Leave out the pictures and copy each record below exactly.

▶ Extracted records
= = =
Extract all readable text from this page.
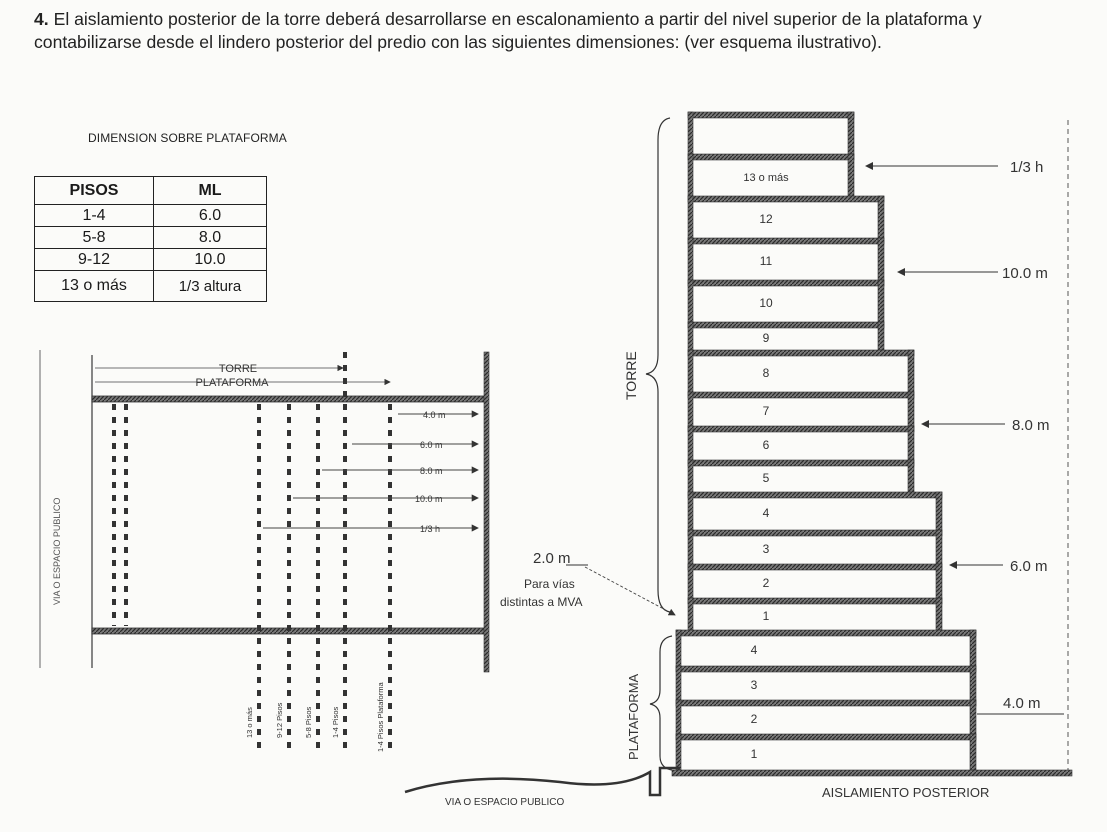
4. El aislamiento posterior de la torre deberá desarrollarse en escalonamiento a partir del nivel superior de la plataforma y contabilizarse desde el lindero posterior del predio con las siguientes dimensiones: (ver esquema ilustrativo).
DIMENSION SOBRE PLATAFORMA
PISOS	ML
1-4	6.0
5-8	8.0
9-12	10.0
13 o más	1/3 altura
TORRE
PLATAFORMA
4.0 m
6.0 m
8.0 m
10.0 m
1/3 h
VIA O ESPACIO PUBLICO
13 o más	9-12 Pisos	5-8 Pisos 1-4 Pisos	1-4 Pisos Plataforma
13 o más
12
11
10
9
8
7
6
5
4
3
2
1
4
3
2
1
1/3 h
10.0 m
8.0 m
6.0 m
4.0 m
TORRE
PLATAFORMA
2.0 m
Para vías
distintas a MVA
VIA O ESPACIO PUBLICO
AISLAMIENTO POSTERIOR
= = =
▶ Exercise result
Extract all readable text from this page.
4. El aislamiento posterior de la torre deberá desarrollarse en escalonamiento a partir del nivel superior de la plataforma y contabilizarse desde el lindero posterior del predio con las siguientes dimensiones: (ver esquema ilustrativo).
DIMENSION SOBRE PLATAFORMA
PISOS	ML
1-4	6.0
5-8	8.0
9-12	10.0
13 o más	1/3 altura
TORRE
PLATAFORMA
4.0 m
6.0 m
8.0 m
10.0 m
1/3 h
VIA O ESPACIO PUBLICO
13 o más	9-12 Pisos	5-8 Pisos 1-4 Pisos	1-4 Pisos Plataforma
13 o más
12
11
10
9
8
7
6
5
4
3
2
1
4
3
2
1
1/3 h
10.0 m
8.0 m
6.0 m
4.0 m
TORRE
PLATAFORMA
2.0 m
Para vías
distintas a MVA
VIA O ESPACIO PUBLICO
AISLAMIENTO POSTERIOR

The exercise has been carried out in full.